*Stated problem*: Quote every line as written. Omit pictures.

*Items*:
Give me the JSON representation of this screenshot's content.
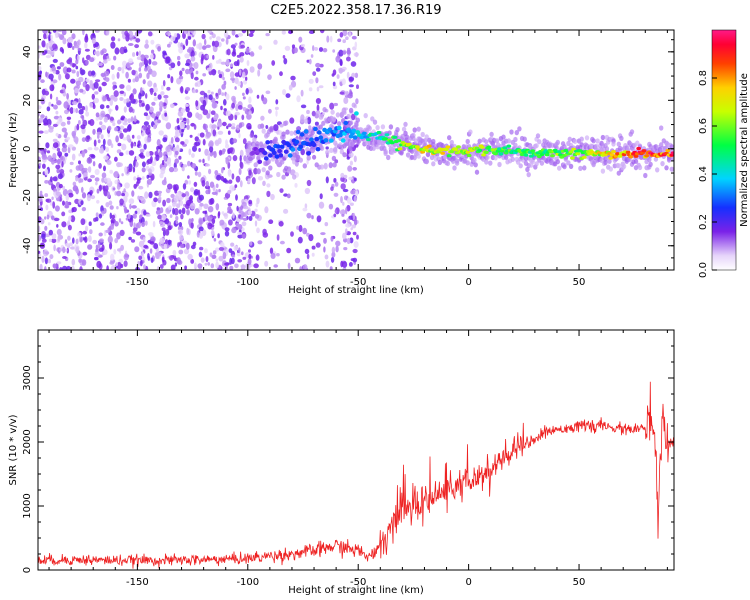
{
  "chart_data": [
    {
      "type": "heatmap",
      "title": "C2E5.2022.358.17.36.R19",
      "xlabel": "Height of straight line (km)",
      "ylabel": "Frequency (Hz)",
      "xlim": [
        -195,
        93
      ],
      "ylim": [
        -50,
        49
      ],
      "xticks": [
        -150,
        -100,
        -50,
        0,
        50
      ],
      "yticks": [
        -40,
        -20,
        0,
        20,
        40
      ],
      "colorbar": {
        "label": "Normalized spectral amplitude",
        "range": [
          0,
          1
        ],
        "ticks": [
          "0.0",
          "0.2",
          "0.4",
          "0.6",
          "0.8"
        ]
      },
      "ridge": {
        "description": "signal frequency vs height",
        "x": [
          -100,
          -90,
          -80,
          -70,
          -60,
          -50,
          -40,
          -30,
          -20,
          -10,
          0,
          10,
          20,
          30,
          40,
          50,
          60,
          70,
          80,
          88
        ],
        "frequency": [
          -2,
          -1,
          1,
          4,
          6,
          6,
          5,
          2,
          0,
          -1,
          -1,
          -1,
          -1,
          -2,
          -2,
          -2,
          -2,
          -2,
          -2,
          -2
        ],
        "amplitude": [
          0.1,
          0.25,
          0.3,
          0.3,
          0.35,
          0.4,
          0.5,
          0.65,
          0.75,
          0.7,
          0.7,
          0.6,
          0.55,
          0.55,
          0.6,
          0.65,
          0.75,
          0.85,
          0.9,
          0.9
        ]
      },
      "noise_region_x": [
        -195,
        -50
      ]
    },
    {
      "type": "line",
      "title": "",
      "xlabel": "Height of straight line (km)",
      "ylabel": "SNR (10 * v/v)",
      "xlim": [
        -195,
        93
      ],
      "ylim": [
        0,
        3750
      ],
      "xticks": [
        -150,
        -100,
        -50,
        0,
        50
      ],
      "yticks": [
        0,
        1000,
        2000,
        3000
      ],
      "series": [
        {
          "name": "SNR",
          "color": "#ee2222",
          "x": [
            -195,
            -180,
            -160,
            -140,
            -120,
            -100,
            -90,
            -80,
            -70,
            -60,
            -50,
            -45,
            -40,
            -35,
            -30,
            -25,
            -20,
            -15,
            -10,
            -5,
            0,
            5,
            10,
            15,
            20,
            25,
            30,
            35,
            40,
            50,
            60,
            70,
            80,
            84,
            86,
            88,
            90,
            93
          ],
          "y": [
            150,
            160,
            150,
            150,
            160,
            180,
            220,
            250,
            300,
            380,
            300,
            200,
            350,
            700,
            1000,
            950,
            1100,
            1150,
            1250,
            1300,
            1350,
            1450,
            1550,
            1700,
            1850,
            1950,
            2050,
            2150,
            2200,
            2250,
            2250,
            2200,
            2200,
            2250,
            1000,
            2600,
            2000,
            2100
          ]
        }
      ]
    }
  ]
}
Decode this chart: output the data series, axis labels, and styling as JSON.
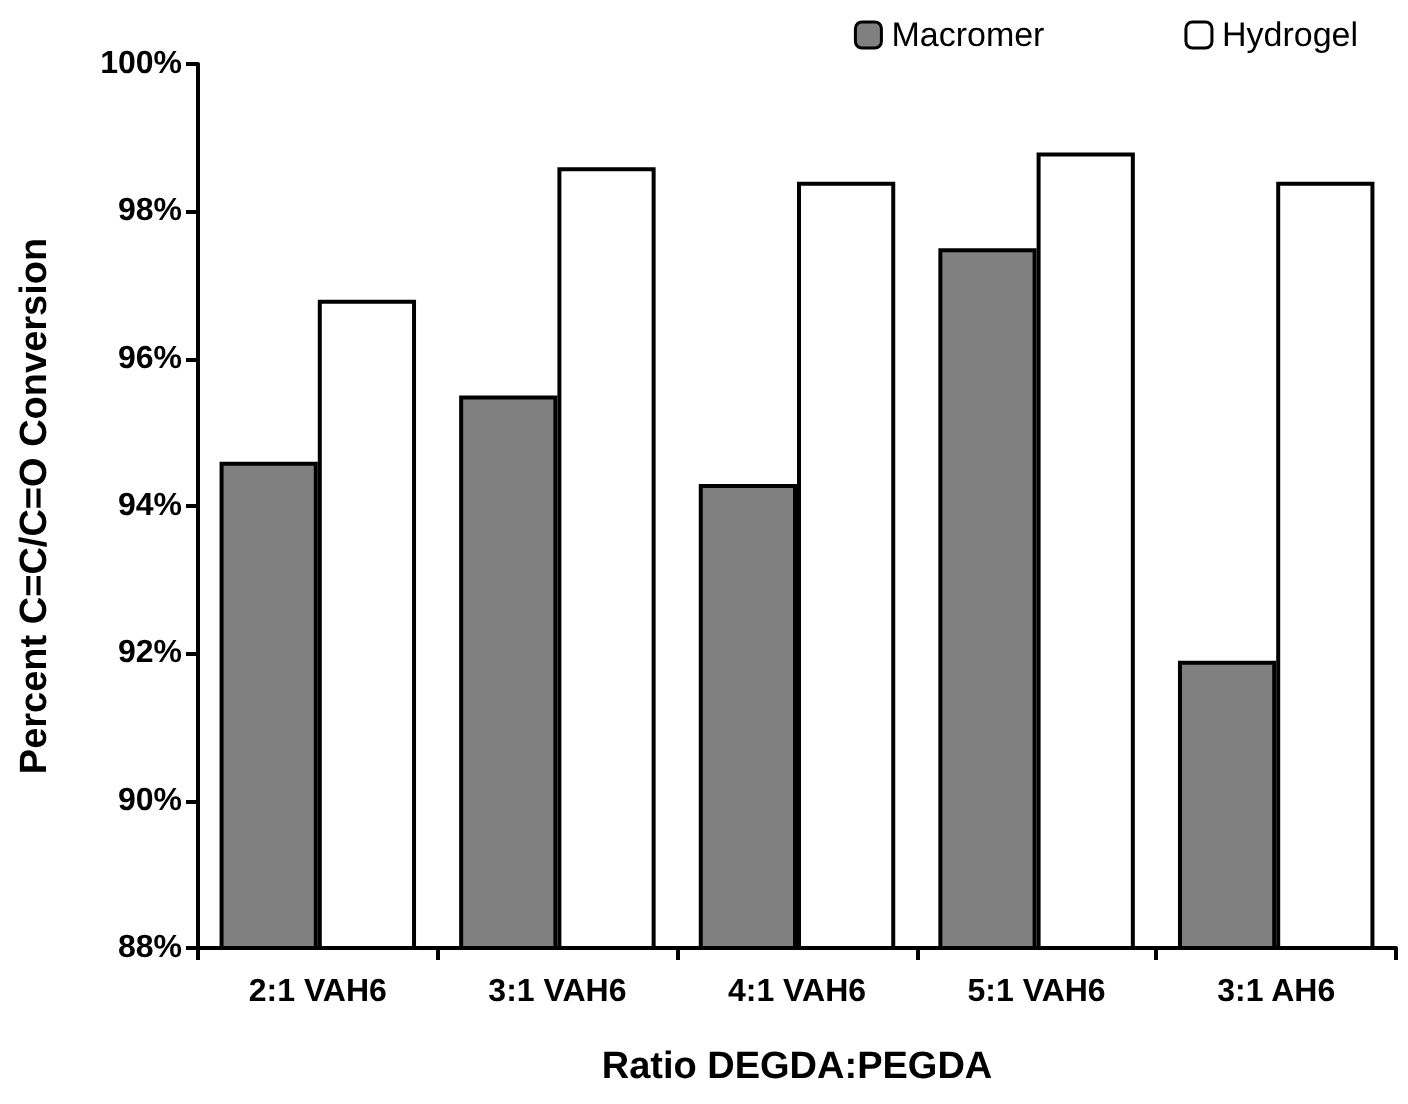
{
  "chart_data": {
    "type": "bar",
    "xlabel": "Ratio DEGDA:PEGDA",
    "ylabel": "Percent C=C/C=O Conversion",
    "categories": [
      "2:1 VAH6",
      "3:1 VAH6",
      "4:1 VAH6",
      "5:1 VAH6",
      "3:1 AH6"
    ],
    "series": [
      {
        "name": "Macromer",
        "color": "#808080",
        "values": [
          94.6,
          95.5,
          94.3,
          97.5,
          91.9
        ]
      },
      {
        "name": "Hydrogel",
        "color": "#ffffff",
        "values": [
          96.8,
          98.6,
          98.4,
          98.8,
          98.4
        ]
      }
    ],
    "ylim": [
      88,
      100
    ],
    "yticks": [
      {
        "value": 88,
        "label": "88%"
      },
      {
        "value": 90,
        "label": "90%"
      },
      {
        "value": 92,
        "label": "92%"
      },
      {
        "value": 94,
        "label": "94%"
      },
      {
        "value": 96,
        "label": "96%"
      },
      {
        "value": 98,
        "label": "98%"
      },
      {
        "value": 100,
        "label": "100%"
      }
    ],
    "grid": false,
    "legend": "top right"
  }
}
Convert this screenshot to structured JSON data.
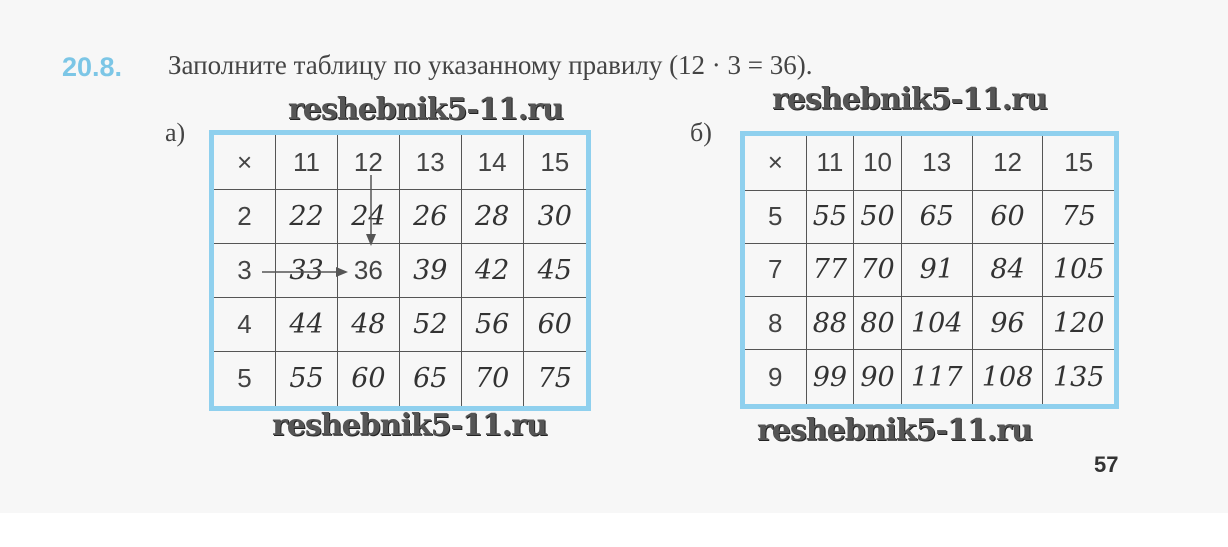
{
  "task": {
    "number": "20.8.",
    "text": "Заполните таблицу по указанному правилу (12 · 3 = 36)."
  },
  "watermark": "reshebnik5-11.ru",
  "table_a": {
    "label": "а)",
    "corner": "×",
    "columns": [
      "11",
      "12",
      "13",
      "14",
      "15"
    ],
    "rows": [
      {
        "h": "2",
        "cells": [
          "22",
          "24",
          "26",
          "28",
          "30"
        ]
      },
      {
        "h": "3",
        "cells": [
          "33",
          "36",
          "39",
          "42",
          "45"
        ]
      },
      {
        "h": "4",
        "cells": [
          "44",
          "48",
          "52",
          "56",
          "60"
        ]
      },
      {
        "h": "5",
        "cells": [
          "55",
          "60",
          "65",
          "70",
          "75"
        ]
      }
    ]
  },
  "table_b": {
    "label": "б)",
    "corner": "×",
    "columns": [
      "11",
      "10",
      "13",
      "12",
      "15"
    ],
    "rows": [
      {
        "h": "5",
        "cells": [
          "55",
          "50",
          "65",
          "60",
          "75"
        ]
      },
      {
        "h": "7",
        "cells": [
          "77",
          "70",
          "91",
          "84",
          "105"
        ]
      },
      {
        "h": "8",
        "cells": [
          "88",
          "80",
          "104",
          "96",
          "120"
        ]
      },
      {
        "h": "9",
        "cells": [
          "99",
          "90",
          "117",
          "108",
          "135"
        ]
      }
    ]
  },
  "page_number": "57",
  "colors": {
    "accent": "#7cc6e6",
    "table_border": "#8fd0ee"
  }
}
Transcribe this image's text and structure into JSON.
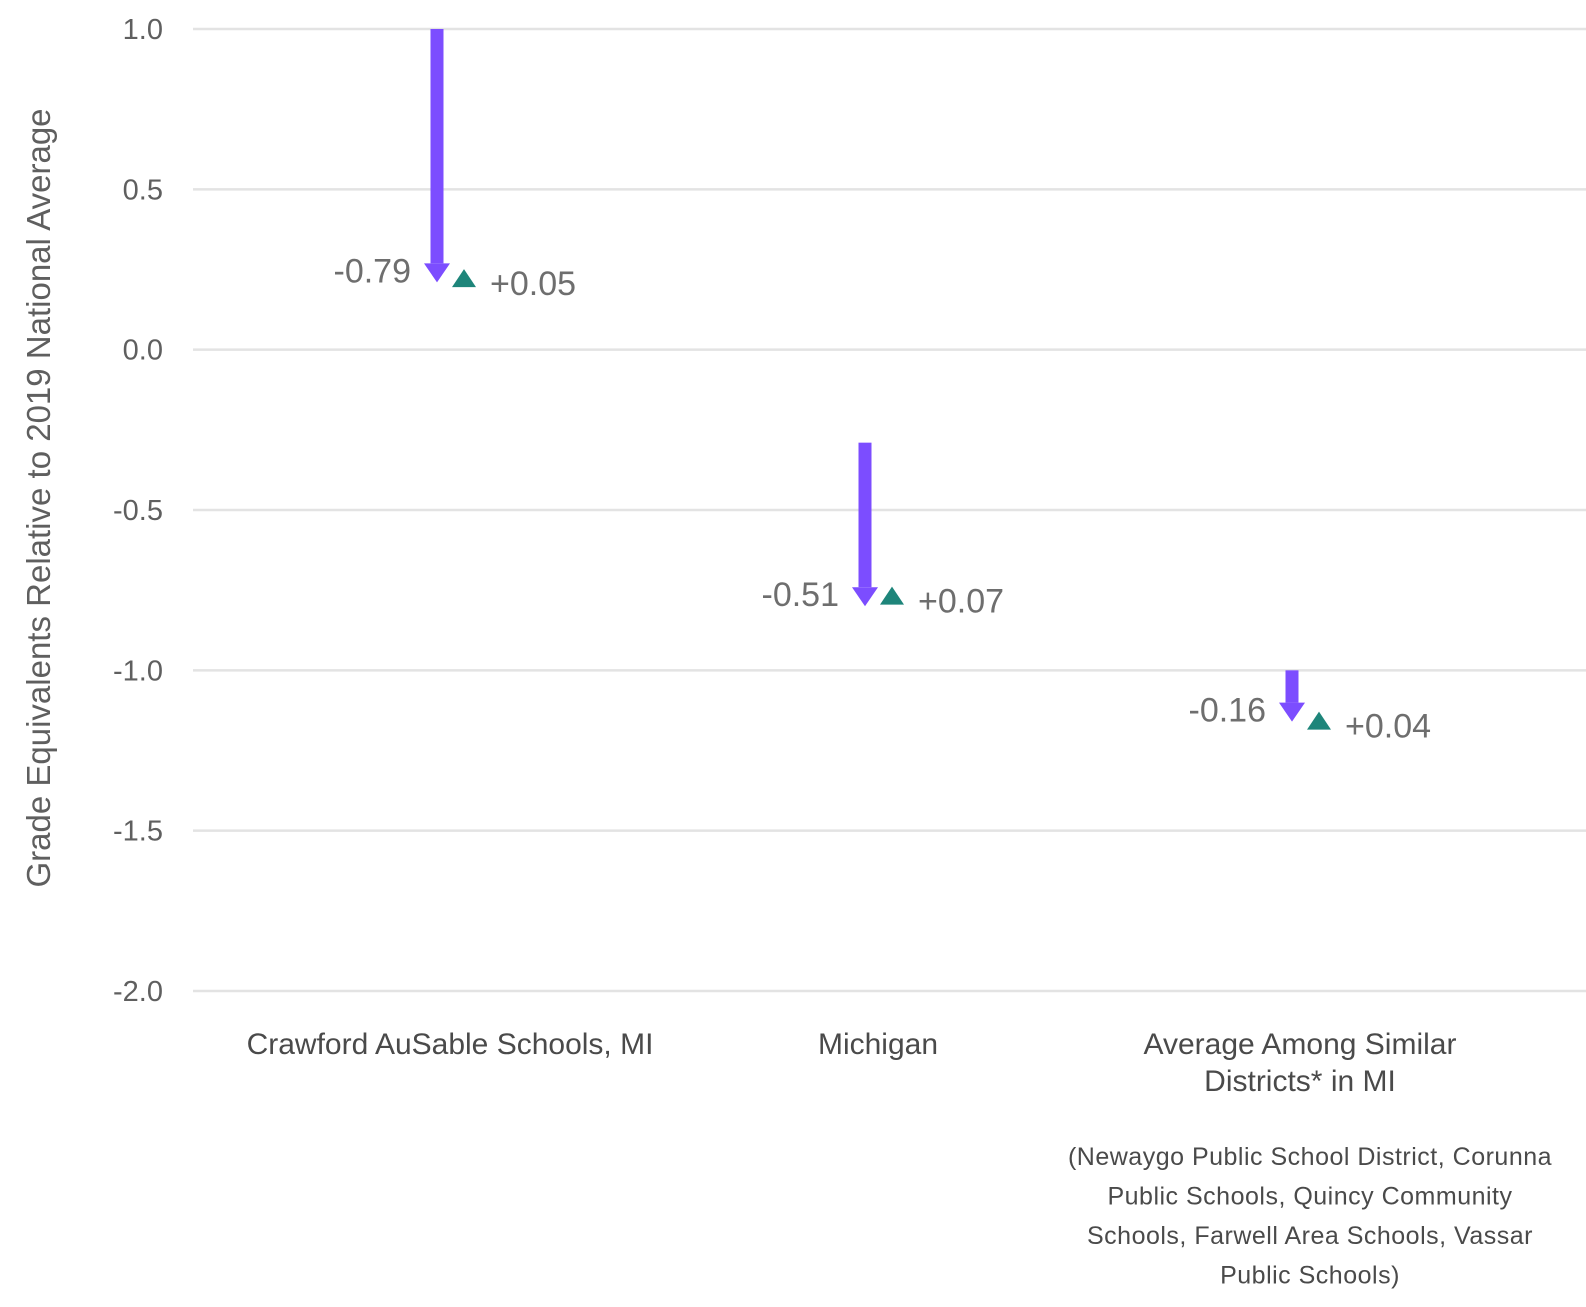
{
  "chart_data": {
    "type": "arrow",
    "ylabel": "Grade Equivalents Relative to 2019 National Average",
    "ylim": [
      -2.0,
      1.0
    ],
    "yticks": [
      1.0,
      0.5,
      0.0,
      -0.5,
      -1.0,
      -1.5,
      -2.0
    ],
    "ytick_labels": [
      "1.0",
      "0.5",
      "0.0",
      "-0.5",
      "-1.0",
      "-1.5",
      "-2.0"
    ],
    "grid": true,
    "colors": {
      "decline": "#7c4dff",
      "recovery": "#1e857a",
      "grid": "#e3e3e3"
    },
    "categories": [
      {
        "label_lines": [
          "Crawford AuSable Schools, MI"
        ],
        "start": 1.0,
        "end": 0.21,
        "change_label": "-0.79",
        "recovery_value": 0.22,
        "recovery_label": "+0.05"
      },
      {
        "label_lines": [
          "Michigan"
        ],
        "start": -0.29,
        "end": -0.8,
        "change_label": "-0.51",
        "recovery_value": -0.77,
        "recovery_label": "+0.07"
      },
      {
        "label_lines": [
          "Average Among Similar",
          "Districts* in MI"
        ],
        "start": -1.0,
        "end": -1.16,
        "change_label": "-0.16",
        "recovery_value": -1.16,
        "recovery_label": "+0.04"
      }
    ],
    "note_lines": [
      "(Newaygo Public School District, Corunna",
      "Public Schools, Quincy Community",
      "Schools, Farwell Area Schools, Vassar",
      "Public Schools)"
    ]
  }
}
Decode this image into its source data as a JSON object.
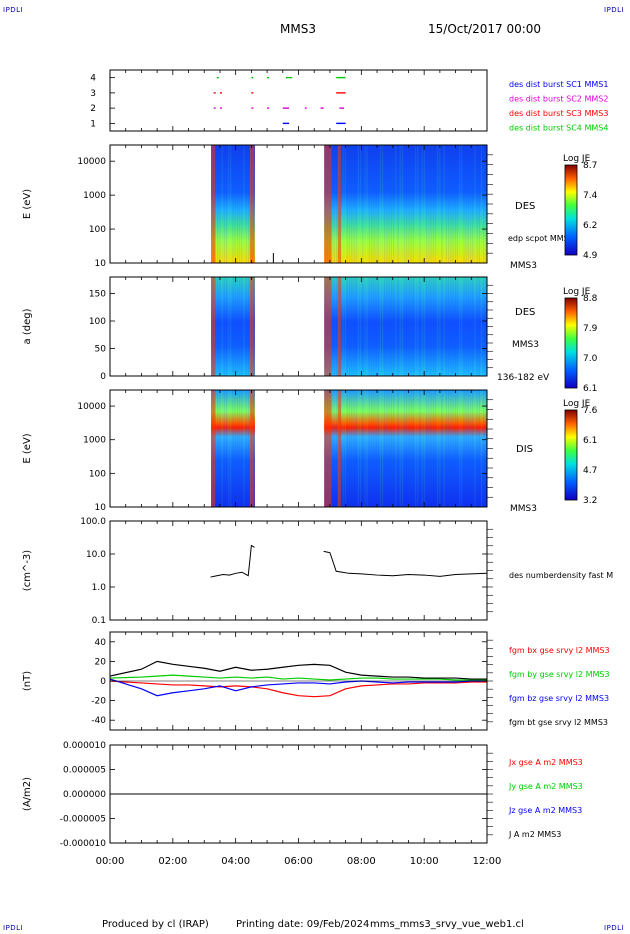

*Response to the task*:
Give me the JSON representation of this screenshot's content.
{
  "chart_data": [
    {
      "type": "heatmap",
      "title": "C2E5.2022.358.17.36.R19",
      "xlabel": "Height of straight line (km)",
      "ylabel": "Frequency (Hz)",
      "xlim": [
        -195,
        93
      ],
      "ylim": [
        -50,
        49
      ],
      "xticks": [
        -150,
        -100,
        -50,
        0,
        50
      ],
      "yticks": [
        -40,
        -20,
        0,
        20,
        40
      ],
      "colorbar": {
        "label": "Normalized spectral amplitude",
        "range": [
          0,
          1
        ],
        "ticks": [
          "0.0",
          "0.2",
          "0.4",
          "0.6",
          "0.8"
        ]
      },
      "ridge": {
        "description": "signal frequency vs height",
        "x": [
          -100,
          -90,
          -80,
          -70,
          -60,
          -50,
          -40,
          -30,
          -20,
          -10,
          0,
          10,
          20,
          30,
          40,
          50,
          60,
          70,
          80,
          88
        ],
        "frequency": [
          -2,
          -1,
          1,
          4,
          6,
          6,
          5,
          2,
          0,
          -1,
          -1,
          -1,
          -1,
          -2,
          -2,
          -2,
          -2,
          -2,
          -2,
          -2
        ],
        "amplitude": [
          0.1,
          0.25,
          0.3,
          0.3,
          0.35,
          0.4,
          0.5,
          0.65,
          0.75,
          0.7,
          0.7,
          0.6,
          0.55,
          0.55,
          0.6,
          0.65,
          0.75,
          0.85,
          0.9,
          0.9
        ]
      },
      "noise_region_x": [
        -195,
        -50
      ]
    },
    {
      "type": "line",
      "title": "",
      "xlabel": "Height of straight line (km)",
      "ylabel": "SNR (10 * v/v)",
      "xlim": [
        -195,
        93
      ],
      "ylim": [
        0,
        3750
      ],
      "xticks": [
        -150,
        -100,
        -50,
        0,
        50
      ],
      "yticks": [
        0,
        1000,
        2000,
        3000
      ],
      "series": [
        {
          "name": "SNR",
          "color": "#ee2222",
          "x": [
            -195,
            -180,
            -160,
            -140,
            -120,
            -100,
            -90,
            -80,
            -70,
            -60,
            -50,
            -45,
            -40,
            -35,
            -30,
            -25,
            -20,
            -15,
            -10,
            -5,
            0,
            5,
            10,
            15,
            20,
            25,
            30,
            35,
            40,
            50,
            60,
            70,
            80,
            84,
            86,
            88,
            90,
            93
          ],
          "y": [
            150,
            160,
            150,
            150,
            160,
            180,
            220,
            250,
            300,
            380,
            300,
            200,
            350,
            700,
            1000,
            950,
            1100,
            1150,
            1250,
            1300,
            1350,
            1450,
            1550,
            1700,
            1850,
            1950,
            2050,
            2150,
            2200,
            2250,
            2250,
            2200,
            2200,
            2250,
            1000,
            2600,
            2000,
            2100
          ]
        }
      ]
    }
  ]
}
Decode this chart: output the data series, axis labels, and styling as JSON.
{
  "chart_data": {
    "type": "bar",
    "xlabel": "Ratio DEGDA:PEGDA",
    "ylabel": "Percent C=C/C=O Conversion",
    "categories": [
      "2:1 VAH6",
      "3:1 VAH6",
      "4:1 VAH6",
      "5:1 VAH6",
      "3:1 AH6"
    ],
    "series": [
      {
        "name": "Macromer",
        "color": "#808080",
        "values": [
          94.6,
          95.5,
          94.3,
          97.5,
          91.9
        ]
      },
      {
        "name": "Hydrogel",
        "color": "#ffffff",
        "values": [
          96.8,
          98.6,
          98.4,
          98.8,
          98.4
        ]
      }
    ],
    "ylim": [
      88,
      100
    ],
    "yticks": [
      {
        "value": 88,
        "label": "88%"
      },
      {
        "value": 90,
        "label": "90%"
      },
      {
        "value": 92,
        "label": "92%"
      },
      {
        "value": 94,
        "label": "94%"
      },
      {
        "value": 96,
        "label": "96%"
      },
      {
        "value": 98,
        "label": "98%"
      },
      {
        "value": 100,
        "label": "100%"
      }
    ],
    "grid": false,
    "legend": "top right"
  }
}
Convert this screenshot to structured JSON data.
{
  "task": {
    "number": "20.8.",
    "text": "Заполните таблицу по указанному правилу (12 · 3 = 36)."
  },
  "watermark": "reshebnik5-11.ru",
  "table_a": {
    "label": "а)",
    "corner": "×",
    "columns": [
      "11",
      "12",
      "13",
      "14",
      "15"
    ],
    "rows": [
      {
        "h": "2",
        "cells": [
          "22",
          "24",
          "26",
          "28",
          "30"
        ]
      },
      {
        "h": "3",
        "cells": [
          "33",
          "36",
          "39",
          "42",
          "45"
        ]
      },
      {
        "h": "4",
        "cells": [
          "44",
          "48",
          "52",
          "56",
          "60"
        ]
      },
      {
        "h": "5",
        "cells": [
          "55",
          "60",
          "65",
          "70",
          "75"
        ]
      }
    ]
  },
  "table_b": {
    "label": "б)",
    "corner": "×",
    "columns": [
      "11",
      "10",
      "13",
      "12",
      "15"
    ],
    "rows": [
      {
        "h": "5",
        "cells": [
          "55",
          "50",
          "65",
          "60",
          "75"
        ]
      },
      {
        "h": "7",
        "cells": [
          "77",
          "70",
          "91",
          "84",
          "105"
        ]
      },
      {
        "h": "8",
        "cells": [
          "88",
          "80",
          "104",
          "96",
          "120"
        ]
      },
      {
        "h": "9",
        "cells": [
          "99",
          "90",
          "117",
          "108",
          "135"
        ]
      }
    ]
  },
  "page_number": "57",
  "colors": {
    "accent": "#7cc6e6",
    "table_border": "#8fd0ee"
  }
}
Transcribe this image's text and structure into JSON.
{
  "chart_data": {
    "type": "arrow",
    "ylabel": "Grade Equivalents Relative to 2019 National Average",
    "ylim": [
      -2.0,
      1.0
    ],
    "yticks": [
      1.0,
      0.5,
      0.0,
      -0.5,
      -1.0,
      -1.5,
      -2.0
    ],
    "ytick_labels": [
      "1.0",
      "0.5",
      "0.0",
      "-0.5",
      "-1.0",
      "-1.5",
      "-2.0"
    ],
    "grid": true,
    "colors": {
      "decline": "#7c4dff",
      "recovery": "#1e857a",
      "grid": "#e3e3e3"
    },
    "categories": [
      {
        "label_lines": [
          "Crawford AuSable Schools, MI"
        ],
        "start": 1.0,
        "end": 0.21,
        "change_label": "-0.79",
        "recovery_value": 0.22,
        "recovery_label": "+0.05"
      },
      {
        "label_lines": [
          "Michigan"
        ],
        "start": -0.29,
        "end": -0.8,
        "change_label": "-0.51",
        "recovery_value": -0.77,
        "recovery_label": "+0.07"
      },
      {
        "label_lines": [
          "Average Among Similar",
          "Districts* in MI"
        ],
        "start": -1.0,
        "end": -1.16,
        "change_label": "-0.16",
        "recovery_value": -1.16,
        "recovery_label": "+0.04"
      }
    ],
    "note_lines": [
      "(Newaygo Public School District, Corunna",
      "Public Schools, Quincy Community",
      "Schools, Farwell Area Schools, Vassar",
      "Public Schools)"
    ]
  }
}
Decode this image into its source data as a JSON object.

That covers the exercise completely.